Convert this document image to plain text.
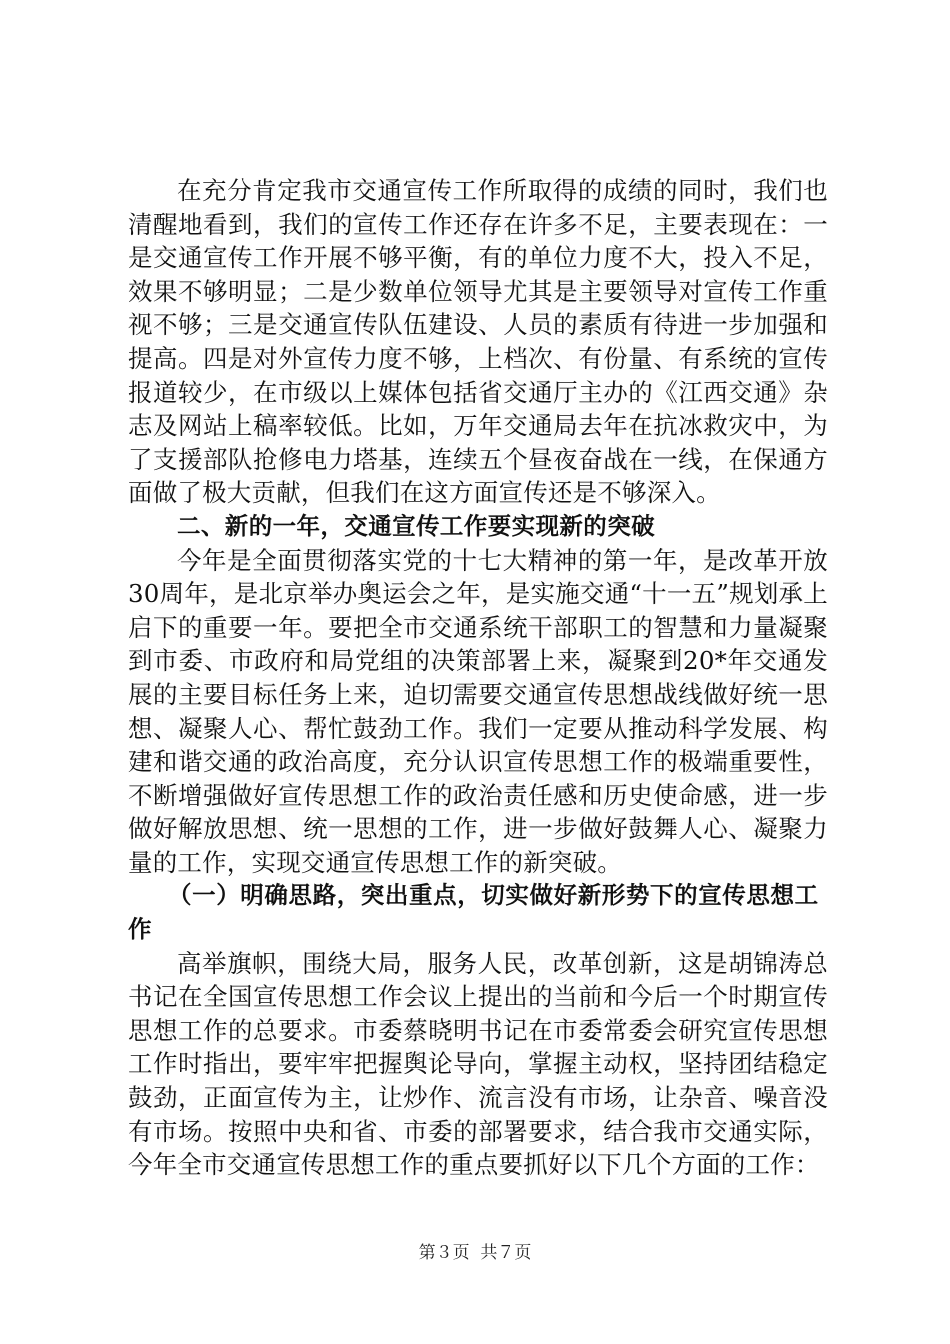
在充分肯定我市交通宣传工作所取得的成绩的同时，我们也清醒地看到，我们的宣传工作还存在许多不足，主要表现在：一是交通宣传工作开展不够平衡，有的单位力度不大，投入不足，效果不够明显；二是少数单位领导尤其是主要领导对宣传工作重视不够；三是交通宣传队伍建设、人员的素质有待进一步加强和提高。四是对外宣传力度不够，上档次、有份量、有系统的宣传报道较少，在市级以上媒体包括省交通厅主办的《江西交通》杂志及网站上稿率较低。比如，万年交通局去年在抗冰救灾中，为了支援部队抢修电力塔基，连续五个昼夜奋战在一线，在保通方面做了极大贡献，但我们在这方面宣传还是不够深入。

二、新的一年，交通宣传工作要实现新的突破

今年是全面贯彻落实党的十七大精神的第一年，是改革开放30周年，是北京举办奥运会之年，是实施交通“十一五”规划承上启下的重要一年。要把全市交通系统干部职工的智慧和力量凝聚到市委、市政府和局党组的决策部署上来，凝聚到20*年交通发展的主要目标任务上来，迫切需要交通宣传思想战线做好统一思想、凝聚人心、帮忙鼓劲工作。我们一定要从推动科学发展、构建和谐交通的政治高度，充分认识宣传思想工作的极端重要性，不断增强做好宣传思想工作的政治责任感和历史使命感，进一步做好解放思想、统一思想的工作，进一步做好鼓舞人心、凝聚力量的工作，实现交通宣传思想工作的新突破。

（一）明确思路，突出重点，切实做好新形势下的宣传思想工作

高举旗帜，围绕大局，服务人民，改革创新，这是胡锦涛总书记在全国宣传思想工作会议上提出的当前和今后一个时期宣传思想工作的总要求。市委蔡晓明书记在市委常委会研究宣传思想工作时指出，要牢牢把握舆论导向，掌握主动权，坚持团结稳定鼓劲，正面宣传为主，让炒作、流言没有市场，让杂音、噪音没有市场。按照中央和省、市委的部署要求，结合我市交通实际，今年全市交通宣传思想工作的重点要抓好以下几个方面的工作：

第３页  共７页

> Exercise brief
Write the listing above out again exactly, dropping each image.

> Finished answer
Convert this document image to plain text.
在充分肯定我市交通宣传工作所取得的成绩的同时，我们也清醒地看到，我们的宣传工作还存在许多不足，主要表现在：一是交通宣传工作开展不够平衡，有的单位力度不大，投入不足，效果不够明显；二是少数单位领导尤其是主要领导对宣传工作重视不够；三是交通宣传队伍建设、人员的素质有待进一步加强和提高。四是对外宣传力度不够，上档次、有份量、有系统的宣传报道较少，在市级以上媒体包括省交通厅主办的《江西交通》杂志及网站上稿率较低。比如，万年交通局去年在抗冰救灾中，为了支援部队抢修电力塔基，连续五个昼夜奋战在一线，在保通方面做了极大贡献，但我们在这方面宣传还是不够深入。

二、新的一年，交通宣传工作要实现新的突破

今年是全面贯彻落实党的十七大精神的第一年，是改革开放30周年，是北京举办奥运会之年，是实施交通“十一五”规划承上启下的重要一年。要把全市交通系统干部职工的智慧和力量凝聚到市委、市政府和局党组的决策部署上来，凝聚到20*年交通发展的主要目标任务上来，迫切需要交通宣传思想战线做好统一思想、凝聚人心、帮忙鼓劲工作。我们一定要从推动科学发展、构建和谐交通的政治高度，充分认识宣传思想工作的极端重要性，不断增强做好宣传思想工作的政治责任感和历史使命感，进一步做好解放思想、统一思想的工作，进一步做好鼓舞人心、凝聚力量的工作，实现交通宣传思想工作的新突破。

（一）明确思路，突出重点，切实做好新形势下的宣传思想工作

高举旗帜，围绕大局，服务人民，改革创新，这是胡锦涛总书记在全国宣传思想工作会议上提出的当前和今后一个时期宣传思想工作的总要求。市委蔡晓明书记在市委常委会研究宣传思想工作时指出，要牢牢把握舆论导向，掌握主动权，坚持团结稳定鼓劲，正面宣传为主，让炒作、流言没有市场，让杂音、噪音没有市场。按照中央和省、市委的部署要求，结合我市交通实际，今年全市交通宣传思想工作的重点要抓好以下几个方面的工作：

第３页  共７页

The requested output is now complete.